* [Problem details] Reproduce the entries word for word, and omit any picture you find in them.

>> BEGIN

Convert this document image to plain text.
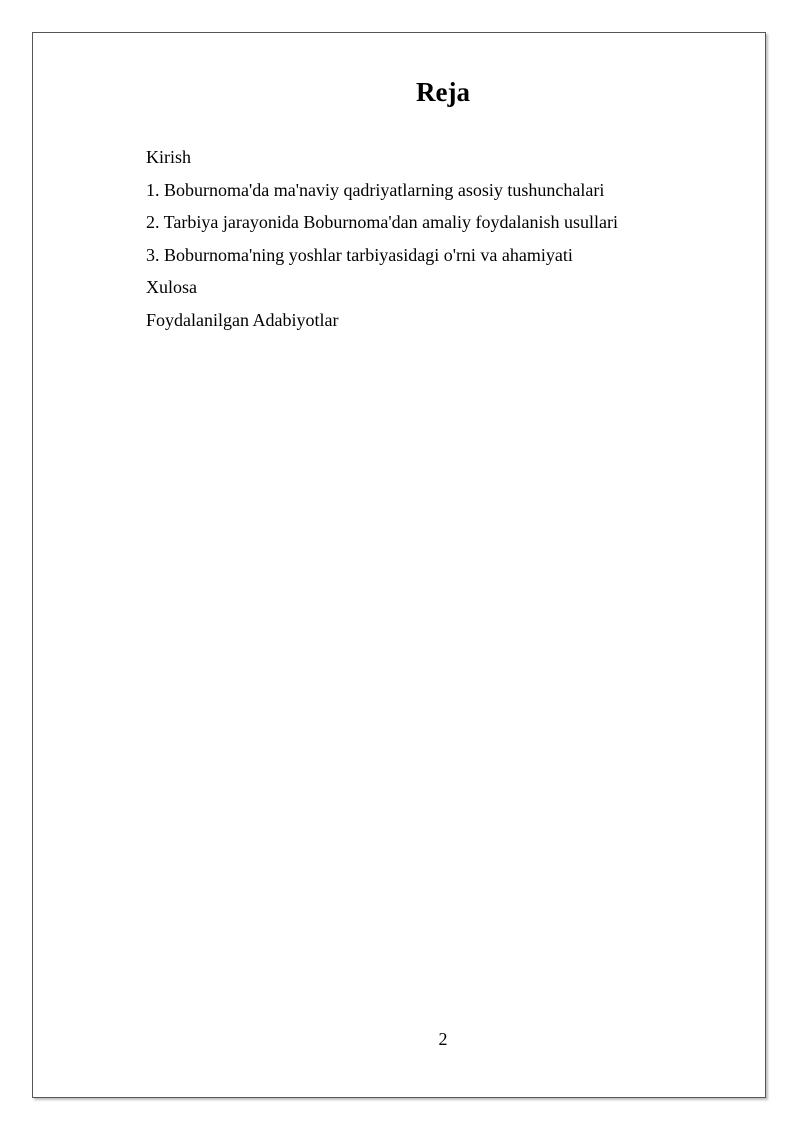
Reja
Kirish
1. Boburnoma'da ma'naviy qadriyatlarning asosiy tushunchalari
2. Tarbiya jarayonida Boburnoma'dan amaliy foydalanish usullari
3. Boburnoma'ning yoshlar tarbiyasidagi o'rni va ahamiyati
Xulosa
Foydalanilgan Adabiyotlar
2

>> END

* [Written response]
Convert this document image to plain text.
Reja
Kirish
1. Boburnoma'da ma'naviy qadriyatlarning asosiy tushunchalari
2. Tarbiya jarayonida Boburnoma'dan amaliy foydalanish usullari
3. Boburnoma'ning yoshlar tarbiyasidagi o'rni va ahamiyati
Xulosa
Foydalanilgan Adabiyotlar
2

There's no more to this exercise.